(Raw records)
------

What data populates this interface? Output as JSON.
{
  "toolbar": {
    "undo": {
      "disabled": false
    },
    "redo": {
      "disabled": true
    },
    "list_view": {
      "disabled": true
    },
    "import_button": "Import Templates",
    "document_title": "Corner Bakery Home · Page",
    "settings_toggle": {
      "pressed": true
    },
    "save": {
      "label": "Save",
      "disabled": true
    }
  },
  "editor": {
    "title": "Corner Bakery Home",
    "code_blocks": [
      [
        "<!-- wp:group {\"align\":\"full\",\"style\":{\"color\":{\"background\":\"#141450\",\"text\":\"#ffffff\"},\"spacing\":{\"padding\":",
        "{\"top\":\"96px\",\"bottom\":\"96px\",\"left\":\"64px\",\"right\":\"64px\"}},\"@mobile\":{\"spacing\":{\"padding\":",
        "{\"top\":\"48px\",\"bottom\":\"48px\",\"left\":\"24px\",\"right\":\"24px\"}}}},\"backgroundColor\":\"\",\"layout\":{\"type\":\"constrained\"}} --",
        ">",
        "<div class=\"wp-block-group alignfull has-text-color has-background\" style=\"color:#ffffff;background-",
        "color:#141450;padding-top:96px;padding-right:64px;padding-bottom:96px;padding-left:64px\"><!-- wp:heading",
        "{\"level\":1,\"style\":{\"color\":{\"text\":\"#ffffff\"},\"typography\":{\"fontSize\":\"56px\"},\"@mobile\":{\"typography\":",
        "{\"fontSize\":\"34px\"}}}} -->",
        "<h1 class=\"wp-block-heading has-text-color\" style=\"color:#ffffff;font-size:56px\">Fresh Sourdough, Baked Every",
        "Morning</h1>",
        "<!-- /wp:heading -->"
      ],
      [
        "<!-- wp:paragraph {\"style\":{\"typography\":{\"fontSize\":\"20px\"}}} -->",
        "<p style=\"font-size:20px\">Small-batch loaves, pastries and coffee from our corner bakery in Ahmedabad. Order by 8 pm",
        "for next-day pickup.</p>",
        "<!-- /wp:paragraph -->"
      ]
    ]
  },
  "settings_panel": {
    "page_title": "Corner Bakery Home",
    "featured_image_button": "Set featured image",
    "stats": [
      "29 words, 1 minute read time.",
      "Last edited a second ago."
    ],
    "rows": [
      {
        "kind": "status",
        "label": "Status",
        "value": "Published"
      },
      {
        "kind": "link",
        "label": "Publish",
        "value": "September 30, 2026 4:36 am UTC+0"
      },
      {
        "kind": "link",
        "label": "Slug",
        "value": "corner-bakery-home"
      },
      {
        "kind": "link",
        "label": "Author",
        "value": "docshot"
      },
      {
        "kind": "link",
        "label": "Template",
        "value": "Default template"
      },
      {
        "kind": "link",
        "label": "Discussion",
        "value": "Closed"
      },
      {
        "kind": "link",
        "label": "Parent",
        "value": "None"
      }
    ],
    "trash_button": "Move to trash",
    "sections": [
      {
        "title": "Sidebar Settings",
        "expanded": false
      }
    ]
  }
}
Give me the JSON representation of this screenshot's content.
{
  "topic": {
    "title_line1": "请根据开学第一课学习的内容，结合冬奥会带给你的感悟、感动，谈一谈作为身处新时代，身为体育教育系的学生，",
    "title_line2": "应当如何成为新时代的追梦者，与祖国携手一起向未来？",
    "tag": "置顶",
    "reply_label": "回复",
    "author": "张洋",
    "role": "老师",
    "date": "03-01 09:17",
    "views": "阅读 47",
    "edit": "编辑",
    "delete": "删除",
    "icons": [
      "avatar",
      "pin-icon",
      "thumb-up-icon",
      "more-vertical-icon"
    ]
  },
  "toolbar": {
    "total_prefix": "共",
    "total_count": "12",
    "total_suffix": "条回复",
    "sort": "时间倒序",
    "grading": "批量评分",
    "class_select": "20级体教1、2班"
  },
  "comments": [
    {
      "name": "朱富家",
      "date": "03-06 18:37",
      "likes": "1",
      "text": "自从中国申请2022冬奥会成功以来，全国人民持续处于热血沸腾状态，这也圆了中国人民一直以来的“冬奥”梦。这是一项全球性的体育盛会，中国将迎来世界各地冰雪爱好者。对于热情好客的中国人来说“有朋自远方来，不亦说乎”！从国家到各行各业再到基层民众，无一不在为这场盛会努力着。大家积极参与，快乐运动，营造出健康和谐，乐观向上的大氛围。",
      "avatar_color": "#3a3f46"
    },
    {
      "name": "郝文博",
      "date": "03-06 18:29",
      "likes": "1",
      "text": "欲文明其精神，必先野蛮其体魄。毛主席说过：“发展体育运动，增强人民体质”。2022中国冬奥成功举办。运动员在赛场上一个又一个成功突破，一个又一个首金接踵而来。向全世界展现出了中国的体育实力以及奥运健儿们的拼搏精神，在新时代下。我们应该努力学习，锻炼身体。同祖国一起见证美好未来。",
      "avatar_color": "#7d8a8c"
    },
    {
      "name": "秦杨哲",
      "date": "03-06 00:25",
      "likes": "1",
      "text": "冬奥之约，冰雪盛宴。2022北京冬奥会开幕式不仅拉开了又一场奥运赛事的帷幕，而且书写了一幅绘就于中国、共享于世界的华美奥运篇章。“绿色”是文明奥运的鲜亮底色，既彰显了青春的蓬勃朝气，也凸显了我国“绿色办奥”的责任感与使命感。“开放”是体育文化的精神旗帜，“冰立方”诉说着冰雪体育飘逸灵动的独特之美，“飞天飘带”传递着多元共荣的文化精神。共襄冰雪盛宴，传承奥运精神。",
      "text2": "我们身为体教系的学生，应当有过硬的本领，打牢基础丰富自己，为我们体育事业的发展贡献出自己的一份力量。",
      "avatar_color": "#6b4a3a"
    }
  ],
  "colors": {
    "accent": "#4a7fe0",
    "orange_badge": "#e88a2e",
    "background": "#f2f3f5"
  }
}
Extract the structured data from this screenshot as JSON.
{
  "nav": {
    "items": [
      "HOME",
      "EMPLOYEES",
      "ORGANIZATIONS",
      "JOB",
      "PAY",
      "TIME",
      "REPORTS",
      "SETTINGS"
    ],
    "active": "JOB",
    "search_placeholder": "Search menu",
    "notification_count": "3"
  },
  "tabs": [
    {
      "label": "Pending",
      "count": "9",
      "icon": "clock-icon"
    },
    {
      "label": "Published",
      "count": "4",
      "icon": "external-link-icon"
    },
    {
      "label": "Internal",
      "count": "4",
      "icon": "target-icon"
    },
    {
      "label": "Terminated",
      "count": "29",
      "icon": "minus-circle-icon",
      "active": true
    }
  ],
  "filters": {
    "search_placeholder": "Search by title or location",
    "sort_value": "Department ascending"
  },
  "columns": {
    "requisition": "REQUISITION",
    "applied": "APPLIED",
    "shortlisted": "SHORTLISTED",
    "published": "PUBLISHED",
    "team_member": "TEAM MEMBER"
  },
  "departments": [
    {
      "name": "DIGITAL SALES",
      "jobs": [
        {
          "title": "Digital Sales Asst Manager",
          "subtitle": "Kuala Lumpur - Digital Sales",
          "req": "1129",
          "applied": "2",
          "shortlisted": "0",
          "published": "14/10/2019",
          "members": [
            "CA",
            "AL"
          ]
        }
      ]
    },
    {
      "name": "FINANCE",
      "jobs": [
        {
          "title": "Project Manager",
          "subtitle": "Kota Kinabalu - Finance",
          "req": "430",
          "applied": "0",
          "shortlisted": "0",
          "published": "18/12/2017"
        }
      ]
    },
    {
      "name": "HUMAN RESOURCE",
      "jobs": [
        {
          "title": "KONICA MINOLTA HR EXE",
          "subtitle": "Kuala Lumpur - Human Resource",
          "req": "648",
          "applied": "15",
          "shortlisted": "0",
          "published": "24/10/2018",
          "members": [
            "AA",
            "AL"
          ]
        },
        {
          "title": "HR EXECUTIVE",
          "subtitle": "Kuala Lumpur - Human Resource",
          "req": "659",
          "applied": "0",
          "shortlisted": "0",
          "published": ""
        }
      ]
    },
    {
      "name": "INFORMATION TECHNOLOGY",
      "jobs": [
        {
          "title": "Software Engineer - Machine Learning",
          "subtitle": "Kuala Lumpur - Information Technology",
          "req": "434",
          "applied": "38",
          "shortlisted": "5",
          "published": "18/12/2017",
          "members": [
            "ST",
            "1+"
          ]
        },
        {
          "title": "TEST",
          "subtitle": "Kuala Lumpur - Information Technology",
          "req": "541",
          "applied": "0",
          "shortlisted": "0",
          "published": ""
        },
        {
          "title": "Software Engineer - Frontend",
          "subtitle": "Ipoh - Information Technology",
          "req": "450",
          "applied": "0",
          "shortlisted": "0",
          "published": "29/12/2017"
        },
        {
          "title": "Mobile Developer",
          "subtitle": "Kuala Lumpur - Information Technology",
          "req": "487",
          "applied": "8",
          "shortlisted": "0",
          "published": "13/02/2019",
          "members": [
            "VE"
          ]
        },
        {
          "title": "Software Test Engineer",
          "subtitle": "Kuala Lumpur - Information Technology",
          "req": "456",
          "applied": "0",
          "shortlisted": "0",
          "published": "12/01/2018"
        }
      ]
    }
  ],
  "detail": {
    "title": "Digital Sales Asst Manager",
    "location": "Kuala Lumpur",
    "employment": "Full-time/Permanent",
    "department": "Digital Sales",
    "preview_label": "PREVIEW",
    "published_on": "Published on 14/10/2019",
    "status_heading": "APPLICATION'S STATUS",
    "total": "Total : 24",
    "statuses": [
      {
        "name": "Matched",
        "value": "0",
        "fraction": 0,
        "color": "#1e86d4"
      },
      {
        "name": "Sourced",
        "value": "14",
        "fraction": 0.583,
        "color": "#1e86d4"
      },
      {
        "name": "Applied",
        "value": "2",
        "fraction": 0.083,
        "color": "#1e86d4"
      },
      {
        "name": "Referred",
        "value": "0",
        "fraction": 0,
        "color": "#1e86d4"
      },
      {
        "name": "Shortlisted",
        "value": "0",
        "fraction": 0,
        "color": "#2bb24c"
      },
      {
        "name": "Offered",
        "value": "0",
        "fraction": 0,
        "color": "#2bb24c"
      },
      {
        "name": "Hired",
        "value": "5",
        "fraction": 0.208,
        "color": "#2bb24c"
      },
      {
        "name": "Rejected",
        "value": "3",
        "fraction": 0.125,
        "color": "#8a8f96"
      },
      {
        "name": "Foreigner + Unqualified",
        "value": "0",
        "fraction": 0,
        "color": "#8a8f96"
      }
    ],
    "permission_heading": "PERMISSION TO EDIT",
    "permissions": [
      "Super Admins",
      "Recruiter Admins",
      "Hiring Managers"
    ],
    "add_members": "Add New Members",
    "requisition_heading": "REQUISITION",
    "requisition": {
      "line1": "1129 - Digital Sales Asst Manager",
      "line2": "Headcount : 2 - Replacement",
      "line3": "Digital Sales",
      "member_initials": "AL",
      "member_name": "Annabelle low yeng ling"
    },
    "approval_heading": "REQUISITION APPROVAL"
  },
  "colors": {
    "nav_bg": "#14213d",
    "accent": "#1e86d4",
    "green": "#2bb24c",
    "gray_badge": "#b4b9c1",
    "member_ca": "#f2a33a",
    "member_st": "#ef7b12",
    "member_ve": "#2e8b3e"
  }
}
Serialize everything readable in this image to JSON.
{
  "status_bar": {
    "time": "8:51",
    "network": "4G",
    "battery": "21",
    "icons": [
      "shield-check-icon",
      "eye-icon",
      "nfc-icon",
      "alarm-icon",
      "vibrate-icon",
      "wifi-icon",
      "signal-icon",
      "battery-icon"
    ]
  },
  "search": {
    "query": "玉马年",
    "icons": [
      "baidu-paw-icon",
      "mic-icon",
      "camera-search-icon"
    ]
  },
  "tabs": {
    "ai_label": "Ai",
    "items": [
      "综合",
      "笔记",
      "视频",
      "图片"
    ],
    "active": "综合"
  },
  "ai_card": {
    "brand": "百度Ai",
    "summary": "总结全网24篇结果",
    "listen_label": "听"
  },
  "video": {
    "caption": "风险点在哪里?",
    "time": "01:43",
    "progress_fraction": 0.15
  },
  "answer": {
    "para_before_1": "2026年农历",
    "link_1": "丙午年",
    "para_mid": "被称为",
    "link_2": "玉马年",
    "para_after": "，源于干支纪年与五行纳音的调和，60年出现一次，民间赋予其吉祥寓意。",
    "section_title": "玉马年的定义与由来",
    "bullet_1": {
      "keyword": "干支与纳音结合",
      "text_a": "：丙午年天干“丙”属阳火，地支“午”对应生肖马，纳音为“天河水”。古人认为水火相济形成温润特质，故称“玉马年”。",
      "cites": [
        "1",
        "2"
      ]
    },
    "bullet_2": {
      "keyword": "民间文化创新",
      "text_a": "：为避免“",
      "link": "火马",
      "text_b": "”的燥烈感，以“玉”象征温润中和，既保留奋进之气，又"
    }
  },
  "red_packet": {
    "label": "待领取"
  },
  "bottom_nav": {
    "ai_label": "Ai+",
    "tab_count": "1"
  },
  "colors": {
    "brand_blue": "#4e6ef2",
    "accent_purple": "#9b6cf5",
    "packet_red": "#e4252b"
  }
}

------

Copy all lines of the listing above that contain the string "this".

What data populates this interface? Output as JSON.
Give me the JSON representation of this screenshot's content.
Extract the structured data from this screenshot as JSON.
Serialize everything readable in this image to JSON.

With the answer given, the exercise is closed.